= Provided records =
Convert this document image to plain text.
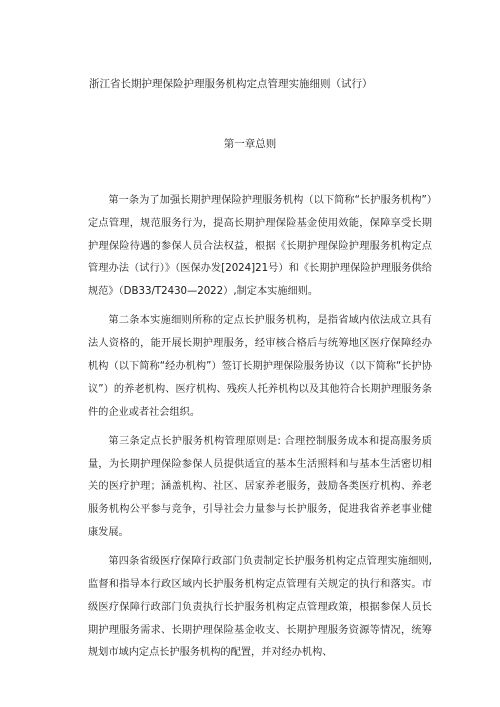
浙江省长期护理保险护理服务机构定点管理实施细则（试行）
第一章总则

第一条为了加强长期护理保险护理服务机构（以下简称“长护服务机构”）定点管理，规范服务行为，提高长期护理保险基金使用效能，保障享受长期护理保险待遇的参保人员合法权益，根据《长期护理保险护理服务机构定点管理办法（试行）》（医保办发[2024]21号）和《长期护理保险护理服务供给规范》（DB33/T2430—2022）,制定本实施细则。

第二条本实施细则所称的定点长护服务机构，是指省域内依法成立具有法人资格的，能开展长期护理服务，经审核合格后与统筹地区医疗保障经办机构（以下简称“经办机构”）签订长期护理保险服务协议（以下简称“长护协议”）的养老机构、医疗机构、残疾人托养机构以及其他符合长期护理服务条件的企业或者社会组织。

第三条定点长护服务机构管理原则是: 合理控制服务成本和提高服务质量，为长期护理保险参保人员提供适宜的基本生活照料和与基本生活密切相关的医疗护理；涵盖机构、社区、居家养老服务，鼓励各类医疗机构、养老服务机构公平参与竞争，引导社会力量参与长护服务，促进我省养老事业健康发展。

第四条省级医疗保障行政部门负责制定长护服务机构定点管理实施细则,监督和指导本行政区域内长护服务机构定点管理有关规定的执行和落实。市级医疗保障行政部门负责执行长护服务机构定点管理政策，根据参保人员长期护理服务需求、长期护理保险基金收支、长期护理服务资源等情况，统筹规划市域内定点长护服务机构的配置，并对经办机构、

...

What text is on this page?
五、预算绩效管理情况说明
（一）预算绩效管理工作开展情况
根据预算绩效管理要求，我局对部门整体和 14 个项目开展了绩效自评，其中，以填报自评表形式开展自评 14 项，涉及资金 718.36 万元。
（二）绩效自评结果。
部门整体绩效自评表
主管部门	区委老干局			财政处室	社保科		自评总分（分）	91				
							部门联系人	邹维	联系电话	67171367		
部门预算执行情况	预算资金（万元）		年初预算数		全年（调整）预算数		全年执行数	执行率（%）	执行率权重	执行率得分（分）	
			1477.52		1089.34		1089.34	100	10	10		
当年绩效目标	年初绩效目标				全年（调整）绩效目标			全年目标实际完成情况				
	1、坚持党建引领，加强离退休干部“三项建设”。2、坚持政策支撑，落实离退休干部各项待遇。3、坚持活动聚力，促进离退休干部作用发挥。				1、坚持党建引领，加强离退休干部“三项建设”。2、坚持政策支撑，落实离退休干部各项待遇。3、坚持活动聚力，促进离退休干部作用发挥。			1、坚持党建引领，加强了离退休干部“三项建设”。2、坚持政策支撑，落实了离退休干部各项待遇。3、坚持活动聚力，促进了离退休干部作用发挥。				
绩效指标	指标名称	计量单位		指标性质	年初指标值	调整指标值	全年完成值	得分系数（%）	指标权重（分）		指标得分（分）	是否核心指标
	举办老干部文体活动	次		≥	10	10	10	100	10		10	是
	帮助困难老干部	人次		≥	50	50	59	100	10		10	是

= What this task involves =
List the lines that contain the word "以下简称".

= Output of the exercise =
第一条为了加强长期护理保险护理服务机构（以下简称“长护服务机构”）定点管理，规范服务行为，提高长期护理保险基金使用效能，保障享受长期护理保险待遇的参保人员合法权益，根据《长期护理保险护理服务机构定点管理办法（试行）》（医保办发[2024]21号）和《长期护理保险护理服务供给规范》（DB33/T2430—2022）,制定本实施细则。
第二条本实施细则所称的定点长护服务机构，是指省域内依法成立具有法人资格的，能开展长期护理服务，经审核合格后与统筹地区医疗保障经办机构（以下简称“经办机构”）签订长期护理保险服务协议（以下简称“长护协议”）的养老机构、医疗机构、残疾人托养机构以及其他符合长期护理服务条件的企业或者社会组织。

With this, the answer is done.